Dataset items

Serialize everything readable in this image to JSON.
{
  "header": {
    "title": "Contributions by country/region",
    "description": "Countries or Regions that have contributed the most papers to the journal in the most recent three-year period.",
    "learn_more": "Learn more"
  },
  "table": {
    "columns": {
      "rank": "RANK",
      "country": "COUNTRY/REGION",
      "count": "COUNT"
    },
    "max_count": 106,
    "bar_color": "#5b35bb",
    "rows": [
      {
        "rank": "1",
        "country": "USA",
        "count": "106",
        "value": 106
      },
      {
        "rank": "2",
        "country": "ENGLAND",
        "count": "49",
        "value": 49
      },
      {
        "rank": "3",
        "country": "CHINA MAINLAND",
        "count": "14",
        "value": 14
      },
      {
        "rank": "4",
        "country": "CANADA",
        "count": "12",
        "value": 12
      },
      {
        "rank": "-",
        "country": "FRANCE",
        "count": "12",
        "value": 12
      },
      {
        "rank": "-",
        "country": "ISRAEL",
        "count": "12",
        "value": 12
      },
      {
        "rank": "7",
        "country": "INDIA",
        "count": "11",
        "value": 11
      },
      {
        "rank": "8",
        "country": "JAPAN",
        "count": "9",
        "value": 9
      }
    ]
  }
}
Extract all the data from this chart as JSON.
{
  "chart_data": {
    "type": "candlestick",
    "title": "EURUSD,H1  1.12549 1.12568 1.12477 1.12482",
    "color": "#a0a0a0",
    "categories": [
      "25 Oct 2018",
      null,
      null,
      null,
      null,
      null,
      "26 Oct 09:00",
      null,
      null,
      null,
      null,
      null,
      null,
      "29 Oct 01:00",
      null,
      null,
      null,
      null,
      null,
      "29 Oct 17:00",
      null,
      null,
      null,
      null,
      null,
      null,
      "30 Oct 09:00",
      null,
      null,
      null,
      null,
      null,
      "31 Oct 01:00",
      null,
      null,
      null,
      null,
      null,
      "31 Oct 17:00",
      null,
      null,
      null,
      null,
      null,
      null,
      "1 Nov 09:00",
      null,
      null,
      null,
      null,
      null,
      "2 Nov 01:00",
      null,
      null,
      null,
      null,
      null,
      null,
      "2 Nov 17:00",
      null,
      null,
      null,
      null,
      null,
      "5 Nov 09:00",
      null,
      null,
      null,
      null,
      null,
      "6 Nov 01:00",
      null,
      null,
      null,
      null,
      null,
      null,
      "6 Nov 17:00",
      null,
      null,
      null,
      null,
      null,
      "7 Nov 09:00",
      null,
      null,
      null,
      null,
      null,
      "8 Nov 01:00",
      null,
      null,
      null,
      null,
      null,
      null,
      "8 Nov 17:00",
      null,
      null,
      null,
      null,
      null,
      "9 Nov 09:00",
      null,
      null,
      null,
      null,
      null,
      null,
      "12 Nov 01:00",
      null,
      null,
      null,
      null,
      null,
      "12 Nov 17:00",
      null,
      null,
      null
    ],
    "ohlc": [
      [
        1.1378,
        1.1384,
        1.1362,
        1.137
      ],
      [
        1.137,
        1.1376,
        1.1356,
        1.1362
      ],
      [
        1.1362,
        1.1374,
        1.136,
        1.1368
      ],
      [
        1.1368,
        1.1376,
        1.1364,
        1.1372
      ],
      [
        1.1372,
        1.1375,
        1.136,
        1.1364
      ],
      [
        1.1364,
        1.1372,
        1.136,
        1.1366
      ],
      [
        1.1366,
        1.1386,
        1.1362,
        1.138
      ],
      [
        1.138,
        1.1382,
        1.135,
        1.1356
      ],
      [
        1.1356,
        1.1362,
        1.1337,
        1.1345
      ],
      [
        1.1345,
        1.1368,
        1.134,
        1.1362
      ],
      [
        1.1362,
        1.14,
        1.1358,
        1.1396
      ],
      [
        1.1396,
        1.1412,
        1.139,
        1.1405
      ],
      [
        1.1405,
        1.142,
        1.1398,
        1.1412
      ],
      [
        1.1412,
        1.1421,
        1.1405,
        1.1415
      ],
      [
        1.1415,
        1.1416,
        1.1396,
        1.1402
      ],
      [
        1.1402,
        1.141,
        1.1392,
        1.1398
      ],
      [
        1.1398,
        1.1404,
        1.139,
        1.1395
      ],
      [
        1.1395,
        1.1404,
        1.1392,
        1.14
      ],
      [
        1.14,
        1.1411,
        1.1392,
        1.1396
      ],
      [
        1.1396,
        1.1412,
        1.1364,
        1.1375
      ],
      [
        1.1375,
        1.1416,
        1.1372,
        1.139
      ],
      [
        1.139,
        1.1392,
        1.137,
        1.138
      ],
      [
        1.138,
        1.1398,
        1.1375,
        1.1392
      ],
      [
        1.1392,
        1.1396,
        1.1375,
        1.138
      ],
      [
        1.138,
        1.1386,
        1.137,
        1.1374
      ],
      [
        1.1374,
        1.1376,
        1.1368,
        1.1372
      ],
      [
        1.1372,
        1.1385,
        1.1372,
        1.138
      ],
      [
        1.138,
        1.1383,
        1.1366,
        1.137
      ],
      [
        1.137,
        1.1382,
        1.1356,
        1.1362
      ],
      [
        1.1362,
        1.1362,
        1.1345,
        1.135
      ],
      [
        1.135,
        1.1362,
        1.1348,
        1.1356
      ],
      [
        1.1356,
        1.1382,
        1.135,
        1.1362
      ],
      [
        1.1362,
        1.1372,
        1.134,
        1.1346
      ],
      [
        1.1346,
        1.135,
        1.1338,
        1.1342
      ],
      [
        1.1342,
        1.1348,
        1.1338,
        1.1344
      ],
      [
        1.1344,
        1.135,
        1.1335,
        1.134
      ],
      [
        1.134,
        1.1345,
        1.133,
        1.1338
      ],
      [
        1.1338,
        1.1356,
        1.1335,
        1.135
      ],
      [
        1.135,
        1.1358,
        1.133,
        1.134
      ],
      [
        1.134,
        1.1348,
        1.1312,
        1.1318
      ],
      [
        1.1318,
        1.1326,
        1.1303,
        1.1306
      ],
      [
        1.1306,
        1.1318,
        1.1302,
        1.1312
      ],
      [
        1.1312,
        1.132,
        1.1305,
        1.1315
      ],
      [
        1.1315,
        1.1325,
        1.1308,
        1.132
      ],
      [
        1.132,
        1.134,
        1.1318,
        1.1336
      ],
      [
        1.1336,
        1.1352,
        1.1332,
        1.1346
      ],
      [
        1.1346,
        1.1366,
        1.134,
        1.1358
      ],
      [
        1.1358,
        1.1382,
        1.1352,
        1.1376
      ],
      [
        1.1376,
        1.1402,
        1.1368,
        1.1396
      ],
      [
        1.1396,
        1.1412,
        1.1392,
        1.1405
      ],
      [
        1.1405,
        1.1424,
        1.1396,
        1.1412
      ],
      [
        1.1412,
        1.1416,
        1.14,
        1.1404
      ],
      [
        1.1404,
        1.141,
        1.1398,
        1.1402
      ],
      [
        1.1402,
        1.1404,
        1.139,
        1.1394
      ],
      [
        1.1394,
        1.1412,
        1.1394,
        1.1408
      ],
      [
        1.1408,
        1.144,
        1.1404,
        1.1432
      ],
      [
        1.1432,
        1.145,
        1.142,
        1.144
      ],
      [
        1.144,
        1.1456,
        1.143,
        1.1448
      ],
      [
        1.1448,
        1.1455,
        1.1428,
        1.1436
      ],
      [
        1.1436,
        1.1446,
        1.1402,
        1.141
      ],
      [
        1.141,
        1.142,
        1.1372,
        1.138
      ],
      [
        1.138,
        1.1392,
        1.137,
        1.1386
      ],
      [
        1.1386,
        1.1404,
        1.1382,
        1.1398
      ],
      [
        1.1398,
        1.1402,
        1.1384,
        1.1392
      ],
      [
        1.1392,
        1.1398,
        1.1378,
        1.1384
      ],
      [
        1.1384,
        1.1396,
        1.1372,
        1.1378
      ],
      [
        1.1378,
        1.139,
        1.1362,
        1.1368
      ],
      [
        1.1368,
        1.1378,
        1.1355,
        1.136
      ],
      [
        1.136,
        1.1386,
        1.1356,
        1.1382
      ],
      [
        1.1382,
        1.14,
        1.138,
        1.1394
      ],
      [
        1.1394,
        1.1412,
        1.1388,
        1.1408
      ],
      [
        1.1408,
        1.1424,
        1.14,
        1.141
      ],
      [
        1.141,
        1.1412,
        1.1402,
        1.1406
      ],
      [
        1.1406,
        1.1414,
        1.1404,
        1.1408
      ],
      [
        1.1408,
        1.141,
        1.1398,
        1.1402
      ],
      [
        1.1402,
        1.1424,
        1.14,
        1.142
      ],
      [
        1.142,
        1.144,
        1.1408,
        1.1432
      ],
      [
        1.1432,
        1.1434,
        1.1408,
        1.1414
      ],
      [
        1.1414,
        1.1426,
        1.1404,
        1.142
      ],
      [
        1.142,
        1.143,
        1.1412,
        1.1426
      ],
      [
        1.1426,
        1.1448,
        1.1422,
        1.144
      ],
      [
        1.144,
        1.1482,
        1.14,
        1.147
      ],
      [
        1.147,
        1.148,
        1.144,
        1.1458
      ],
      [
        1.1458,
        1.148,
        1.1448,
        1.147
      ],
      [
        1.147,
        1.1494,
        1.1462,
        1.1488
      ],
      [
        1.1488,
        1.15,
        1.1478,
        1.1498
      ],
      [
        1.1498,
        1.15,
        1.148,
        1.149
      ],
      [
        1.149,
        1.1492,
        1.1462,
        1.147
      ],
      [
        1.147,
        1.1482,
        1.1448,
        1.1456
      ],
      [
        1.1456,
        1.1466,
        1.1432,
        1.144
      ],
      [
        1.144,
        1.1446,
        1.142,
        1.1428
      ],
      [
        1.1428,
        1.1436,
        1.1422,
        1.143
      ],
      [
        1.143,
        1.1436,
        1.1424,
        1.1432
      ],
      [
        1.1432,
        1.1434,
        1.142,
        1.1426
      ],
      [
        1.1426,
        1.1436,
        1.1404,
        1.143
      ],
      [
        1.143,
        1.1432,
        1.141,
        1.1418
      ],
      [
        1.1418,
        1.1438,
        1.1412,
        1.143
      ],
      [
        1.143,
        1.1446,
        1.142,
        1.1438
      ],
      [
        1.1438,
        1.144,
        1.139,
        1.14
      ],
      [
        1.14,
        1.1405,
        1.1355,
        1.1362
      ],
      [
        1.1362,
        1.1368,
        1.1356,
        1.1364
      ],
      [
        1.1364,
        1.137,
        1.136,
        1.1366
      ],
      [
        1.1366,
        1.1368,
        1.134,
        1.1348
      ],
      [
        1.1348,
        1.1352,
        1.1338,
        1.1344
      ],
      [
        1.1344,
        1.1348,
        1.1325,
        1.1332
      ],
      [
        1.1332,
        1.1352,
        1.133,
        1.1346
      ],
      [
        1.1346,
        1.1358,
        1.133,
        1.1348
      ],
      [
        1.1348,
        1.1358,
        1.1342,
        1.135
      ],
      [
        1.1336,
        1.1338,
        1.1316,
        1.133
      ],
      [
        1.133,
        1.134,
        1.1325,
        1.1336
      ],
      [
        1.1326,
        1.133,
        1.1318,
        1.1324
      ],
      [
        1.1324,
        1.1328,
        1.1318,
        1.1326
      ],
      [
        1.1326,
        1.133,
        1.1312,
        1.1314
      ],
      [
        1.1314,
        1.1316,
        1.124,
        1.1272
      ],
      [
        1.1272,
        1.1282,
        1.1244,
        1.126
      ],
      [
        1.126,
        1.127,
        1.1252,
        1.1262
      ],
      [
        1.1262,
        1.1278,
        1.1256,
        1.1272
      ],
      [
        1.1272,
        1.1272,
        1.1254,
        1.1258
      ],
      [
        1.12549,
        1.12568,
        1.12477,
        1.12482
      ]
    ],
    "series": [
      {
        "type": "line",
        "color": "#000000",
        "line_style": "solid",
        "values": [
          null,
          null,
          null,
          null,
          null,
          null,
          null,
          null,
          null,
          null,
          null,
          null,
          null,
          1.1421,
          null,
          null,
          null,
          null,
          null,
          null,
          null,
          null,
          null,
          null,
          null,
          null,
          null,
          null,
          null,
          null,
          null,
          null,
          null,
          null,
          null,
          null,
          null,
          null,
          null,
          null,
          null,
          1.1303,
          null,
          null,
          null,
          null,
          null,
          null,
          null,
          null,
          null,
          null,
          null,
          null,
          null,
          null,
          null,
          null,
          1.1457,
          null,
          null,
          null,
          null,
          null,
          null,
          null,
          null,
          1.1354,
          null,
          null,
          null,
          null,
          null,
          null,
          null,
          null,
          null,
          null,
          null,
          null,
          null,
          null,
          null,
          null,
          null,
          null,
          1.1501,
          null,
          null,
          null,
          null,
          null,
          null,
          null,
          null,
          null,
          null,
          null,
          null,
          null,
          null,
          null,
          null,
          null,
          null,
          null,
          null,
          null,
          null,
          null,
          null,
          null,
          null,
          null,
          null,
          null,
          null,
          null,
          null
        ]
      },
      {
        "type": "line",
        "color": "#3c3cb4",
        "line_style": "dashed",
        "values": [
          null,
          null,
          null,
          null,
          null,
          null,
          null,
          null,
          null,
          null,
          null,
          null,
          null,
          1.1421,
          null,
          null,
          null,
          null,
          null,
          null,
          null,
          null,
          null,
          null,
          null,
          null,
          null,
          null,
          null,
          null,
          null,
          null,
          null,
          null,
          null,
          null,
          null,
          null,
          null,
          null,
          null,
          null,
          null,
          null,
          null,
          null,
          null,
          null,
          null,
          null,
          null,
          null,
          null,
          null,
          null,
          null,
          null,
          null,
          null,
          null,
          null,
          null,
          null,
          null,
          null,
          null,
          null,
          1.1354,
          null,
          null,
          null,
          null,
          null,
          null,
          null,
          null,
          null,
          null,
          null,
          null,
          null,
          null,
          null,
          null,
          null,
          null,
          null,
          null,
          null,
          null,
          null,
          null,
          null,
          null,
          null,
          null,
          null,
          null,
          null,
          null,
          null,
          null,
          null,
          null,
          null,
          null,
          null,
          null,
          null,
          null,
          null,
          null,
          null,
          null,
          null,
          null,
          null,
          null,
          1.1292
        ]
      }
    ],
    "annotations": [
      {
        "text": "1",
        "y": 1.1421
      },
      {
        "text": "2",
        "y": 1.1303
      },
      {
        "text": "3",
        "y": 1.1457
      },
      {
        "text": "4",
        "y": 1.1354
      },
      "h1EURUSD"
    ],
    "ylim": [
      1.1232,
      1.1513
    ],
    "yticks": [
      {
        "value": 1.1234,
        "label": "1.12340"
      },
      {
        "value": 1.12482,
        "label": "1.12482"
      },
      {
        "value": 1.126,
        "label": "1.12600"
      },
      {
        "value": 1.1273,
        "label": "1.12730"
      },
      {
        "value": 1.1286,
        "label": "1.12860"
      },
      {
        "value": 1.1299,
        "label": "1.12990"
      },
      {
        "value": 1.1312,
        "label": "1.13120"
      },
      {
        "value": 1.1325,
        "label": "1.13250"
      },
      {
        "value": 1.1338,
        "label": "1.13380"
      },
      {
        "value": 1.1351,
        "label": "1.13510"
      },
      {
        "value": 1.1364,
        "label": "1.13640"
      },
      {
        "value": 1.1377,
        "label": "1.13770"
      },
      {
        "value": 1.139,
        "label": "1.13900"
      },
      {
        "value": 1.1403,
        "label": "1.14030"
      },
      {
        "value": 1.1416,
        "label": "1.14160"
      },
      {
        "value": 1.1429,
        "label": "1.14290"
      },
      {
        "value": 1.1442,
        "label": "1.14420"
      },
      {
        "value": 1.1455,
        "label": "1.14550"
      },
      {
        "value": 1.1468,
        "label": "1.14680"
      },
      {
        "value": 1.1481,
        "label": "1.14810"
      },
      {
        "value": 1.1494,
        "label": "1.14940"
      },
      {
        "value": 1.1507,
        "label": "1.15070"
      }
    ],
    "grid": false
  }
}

▶ [AIM]: Every line above that contains the word "JSON" should be reported.

▶ [RESULT BELOW]:
Serialize everything readable in this image to JSON.
Extract all the data from this chart as JSON.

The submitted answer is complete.